-- Record excerpts start --

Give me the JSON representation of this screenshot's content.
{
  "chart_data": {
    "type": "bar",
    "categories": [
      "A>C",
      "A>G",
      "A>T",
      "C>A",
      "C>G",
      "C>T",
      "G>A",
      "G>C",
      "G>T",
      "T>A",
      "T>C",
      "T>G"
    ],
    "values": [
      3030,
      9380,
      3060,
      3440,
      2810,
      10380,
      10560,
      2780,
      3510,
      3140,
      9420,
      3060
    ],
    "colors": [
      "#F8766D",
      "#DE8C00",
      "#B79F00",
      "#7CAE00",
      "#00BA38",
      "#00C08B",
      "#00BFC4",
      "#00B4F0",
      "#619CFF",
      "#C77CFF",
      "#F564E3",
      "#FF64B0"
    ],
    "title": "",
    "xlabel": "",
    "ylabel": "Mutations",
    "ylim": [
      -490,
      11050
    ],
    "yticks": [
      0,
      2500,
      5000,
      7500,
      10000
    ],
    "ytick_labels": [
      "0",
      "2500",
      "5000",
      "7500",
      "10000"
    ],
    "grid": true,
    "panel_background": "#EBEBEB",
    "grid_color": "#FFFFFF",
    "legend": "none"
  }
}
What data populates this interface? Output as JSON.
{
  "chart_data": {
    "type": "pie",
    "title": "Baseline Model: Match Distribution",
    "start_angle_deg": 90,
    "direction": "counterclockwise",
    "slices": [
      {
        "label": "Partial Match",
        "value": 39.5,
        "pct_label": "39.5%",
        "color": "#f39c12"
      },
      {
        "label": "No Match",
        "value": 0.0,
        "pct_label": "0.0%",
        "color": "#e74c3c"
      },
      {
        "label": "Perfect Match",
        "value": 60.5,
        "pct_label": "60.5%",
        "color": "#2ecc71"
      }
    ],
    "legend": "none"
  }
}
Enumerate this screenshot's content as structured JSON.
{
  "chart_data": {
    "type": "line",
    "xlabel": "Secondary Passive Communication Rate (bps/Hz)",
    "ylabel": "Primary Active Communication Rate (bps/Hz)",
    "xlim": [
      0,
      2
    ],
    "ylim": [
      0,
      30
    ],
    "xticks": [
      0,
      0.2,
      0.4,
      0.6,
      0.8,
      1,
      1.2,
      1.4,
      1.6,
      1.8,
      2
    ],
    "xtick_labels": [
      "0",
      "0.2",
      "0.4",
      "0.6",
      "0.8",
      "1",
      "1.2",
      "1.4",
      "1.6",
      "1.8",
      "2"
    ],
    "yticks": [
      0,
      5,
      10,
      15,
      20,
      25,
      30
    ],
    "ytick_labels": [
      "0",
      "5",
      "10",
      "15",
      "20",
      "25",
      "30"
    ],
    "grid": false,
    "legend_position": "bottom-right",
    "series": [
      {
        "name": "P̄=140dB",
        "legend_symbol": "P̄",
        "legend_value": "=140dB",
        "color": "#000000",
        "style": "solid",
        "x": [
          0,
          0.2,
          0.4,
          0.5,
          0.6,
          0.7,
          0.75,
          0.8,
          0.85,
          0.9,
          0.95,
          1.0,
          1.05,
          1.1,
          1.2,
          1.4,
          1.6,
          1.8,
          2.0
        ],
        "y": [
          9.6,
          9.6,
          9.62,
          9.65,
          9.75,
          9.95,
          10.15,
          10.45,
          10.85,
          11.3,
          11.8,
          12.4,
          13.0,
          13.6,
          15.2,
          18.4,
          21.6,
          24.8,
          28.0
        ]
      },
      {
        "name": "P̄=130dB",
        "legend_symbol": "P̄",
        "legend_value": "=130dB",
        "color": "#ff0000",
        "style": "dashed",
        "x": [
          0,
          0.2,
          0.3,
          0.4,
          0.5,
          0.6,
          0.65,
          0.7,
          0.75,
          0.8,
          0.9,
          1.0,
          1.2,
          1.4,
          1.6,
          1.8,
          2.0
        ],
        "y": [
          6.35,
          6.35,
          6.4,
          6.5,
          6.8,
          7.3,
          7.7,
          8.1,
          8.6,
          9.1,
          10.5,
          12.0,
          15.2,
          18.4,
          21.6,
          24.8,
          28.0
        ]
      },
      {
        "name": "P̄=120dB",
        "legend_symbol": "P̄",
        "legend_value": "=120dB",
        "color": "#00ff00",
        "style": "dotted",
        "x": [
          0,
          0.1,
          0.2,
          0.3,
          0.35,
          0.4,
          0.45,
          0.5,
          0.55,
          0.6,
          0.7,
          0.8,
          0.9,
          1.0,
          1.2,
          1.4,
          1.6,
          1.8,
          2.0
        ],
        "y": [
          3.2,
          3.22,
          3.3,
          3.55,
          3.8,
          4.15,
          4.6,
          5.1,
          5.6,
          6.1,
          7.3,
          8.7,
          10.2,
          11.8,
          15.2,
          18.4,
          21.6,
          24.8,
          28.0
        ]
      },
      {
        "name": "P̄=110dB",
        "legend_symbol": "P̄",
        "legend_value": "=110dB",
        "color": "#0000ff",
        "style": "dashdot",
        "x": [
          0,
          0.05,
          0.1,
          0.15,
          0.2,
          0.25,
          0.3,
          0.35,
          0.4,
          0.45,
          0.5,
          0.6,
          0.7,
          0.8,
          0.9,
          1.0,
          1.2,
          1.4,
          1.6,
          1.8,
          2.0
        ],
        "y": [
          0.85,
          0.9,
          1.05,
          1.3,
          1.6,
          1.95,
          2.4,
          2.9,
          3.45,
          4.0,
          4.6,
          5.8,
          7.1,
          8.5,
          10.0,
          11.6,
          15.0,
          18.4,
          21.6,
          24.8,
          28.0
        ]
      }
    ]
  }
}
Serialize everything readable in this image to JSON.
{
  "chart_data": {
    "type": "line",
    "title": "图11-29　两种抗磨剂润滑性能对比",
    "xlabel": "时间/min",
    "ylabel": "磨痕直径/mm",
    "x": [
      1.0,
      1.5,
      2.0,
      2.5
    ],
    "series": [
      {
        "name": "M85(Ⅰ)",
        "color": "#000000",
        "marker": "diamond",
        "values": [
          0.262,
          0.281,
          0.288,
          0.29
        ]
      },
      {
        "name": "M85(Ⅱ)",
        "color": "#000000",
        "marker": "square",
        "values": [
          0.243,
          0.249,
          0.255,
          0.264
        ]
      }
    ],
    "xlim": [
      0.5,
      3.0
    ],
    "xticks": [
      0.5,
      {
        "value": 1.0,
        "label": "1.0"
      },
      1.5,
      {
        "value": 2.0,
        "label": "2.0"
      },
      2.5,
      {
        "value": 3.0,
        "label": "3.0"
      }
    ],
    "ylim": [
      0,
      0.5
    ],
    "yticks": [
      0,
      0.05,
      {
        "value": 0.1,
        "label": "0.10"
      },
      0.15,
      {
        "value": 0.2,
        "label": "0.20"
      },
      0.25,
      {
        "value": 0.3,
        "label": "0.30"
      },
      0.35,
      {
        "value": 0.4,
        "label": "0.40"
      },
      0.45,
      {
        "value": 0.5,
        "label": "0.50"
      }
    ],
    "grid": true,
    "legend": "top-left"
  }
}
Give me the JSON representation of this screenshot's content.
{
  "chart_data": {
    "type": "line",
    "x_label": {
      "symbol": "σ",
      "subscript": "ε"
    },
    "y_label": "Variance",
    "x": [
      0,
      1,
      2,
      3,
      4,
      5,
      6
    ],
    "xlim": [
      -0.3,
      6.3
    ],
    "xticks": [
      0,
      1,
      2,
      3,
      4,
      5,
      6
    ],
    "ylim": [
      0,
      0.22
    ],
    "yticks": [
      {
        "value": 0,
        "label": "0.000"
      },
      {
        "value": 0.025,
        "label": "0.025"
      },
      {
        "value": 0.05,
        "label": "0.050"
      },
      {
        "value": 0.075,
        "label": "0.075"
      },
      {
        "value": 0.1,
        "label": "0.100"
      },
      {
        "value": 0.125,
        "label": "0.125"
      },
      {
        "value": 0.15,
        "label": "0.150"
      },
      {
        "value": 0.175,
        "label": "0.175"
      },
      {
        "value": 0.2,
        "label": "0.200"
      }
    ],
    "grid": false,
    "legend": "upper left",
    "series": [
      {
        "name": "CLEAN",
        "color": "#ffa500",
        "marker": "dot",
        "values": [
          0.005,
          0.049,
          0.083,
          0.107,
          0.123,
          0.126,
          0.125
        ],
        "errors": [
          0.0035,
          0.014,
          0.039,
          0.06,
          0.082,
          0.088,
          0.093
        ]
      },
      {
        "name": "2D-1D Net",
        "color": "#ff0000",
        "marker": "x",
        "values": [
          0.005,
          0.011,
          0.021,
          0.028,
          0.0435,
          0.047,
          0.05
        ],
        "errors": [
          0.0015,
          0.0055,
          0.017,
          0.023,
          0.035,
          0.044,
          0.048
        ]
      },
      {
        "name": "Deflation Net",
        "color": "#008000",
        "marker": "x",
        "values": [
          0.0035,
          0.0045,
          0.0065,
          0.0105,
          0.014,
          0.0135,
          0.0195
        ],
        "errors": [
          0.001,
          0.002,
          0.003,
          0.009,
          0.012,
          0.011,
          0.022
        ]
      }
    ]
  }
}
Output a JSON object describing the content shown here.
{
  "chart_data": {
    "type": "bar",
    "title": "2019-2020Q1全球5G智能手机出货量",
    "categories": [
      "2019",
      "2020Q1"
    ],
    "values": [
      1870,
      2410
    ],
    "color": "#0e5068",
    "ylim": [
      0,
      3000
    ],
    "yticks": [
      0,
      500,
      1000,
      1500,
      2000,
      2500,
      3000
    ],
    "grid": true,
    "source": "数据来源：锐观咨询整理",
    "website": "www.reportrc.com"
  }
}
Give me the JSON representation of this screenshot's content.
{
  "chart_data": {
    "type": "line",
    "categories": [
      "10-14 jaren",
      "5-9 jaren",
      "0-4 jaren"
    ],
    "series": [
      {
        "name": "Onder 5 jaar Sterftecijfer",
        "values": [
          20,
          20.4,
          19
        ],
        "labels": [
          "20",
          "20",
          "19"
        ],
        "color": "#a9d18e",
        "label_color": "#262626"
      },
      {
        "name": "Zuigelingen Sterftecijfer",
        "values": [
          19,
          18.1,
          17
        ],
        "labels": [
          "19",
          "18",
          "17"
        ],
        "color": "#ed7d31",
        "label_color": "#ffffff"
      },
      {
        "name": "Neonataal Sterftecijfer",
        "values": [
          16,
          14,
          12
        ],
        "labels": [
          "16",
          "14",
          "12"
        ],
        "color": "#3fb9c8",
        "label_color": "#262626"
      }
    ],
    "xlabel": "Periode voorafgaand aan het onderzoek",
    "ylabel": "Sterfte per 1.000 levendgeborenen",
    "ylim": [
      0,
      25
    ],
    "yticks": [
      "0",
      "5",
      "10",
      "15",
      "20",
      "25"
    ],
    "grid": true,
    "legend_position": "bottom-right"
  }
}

-- Record excerpts end --

[Your task]: Where a line in the entries holds "title", copy that line.

[The completed task]:
    "title": "",
    "title": "Baseline Model: Match Distribution",
    "title": "图11-29　两种抗磨剂润滑性能对比",
    "title": "2019-2020Q1全球5G智能手机出货量",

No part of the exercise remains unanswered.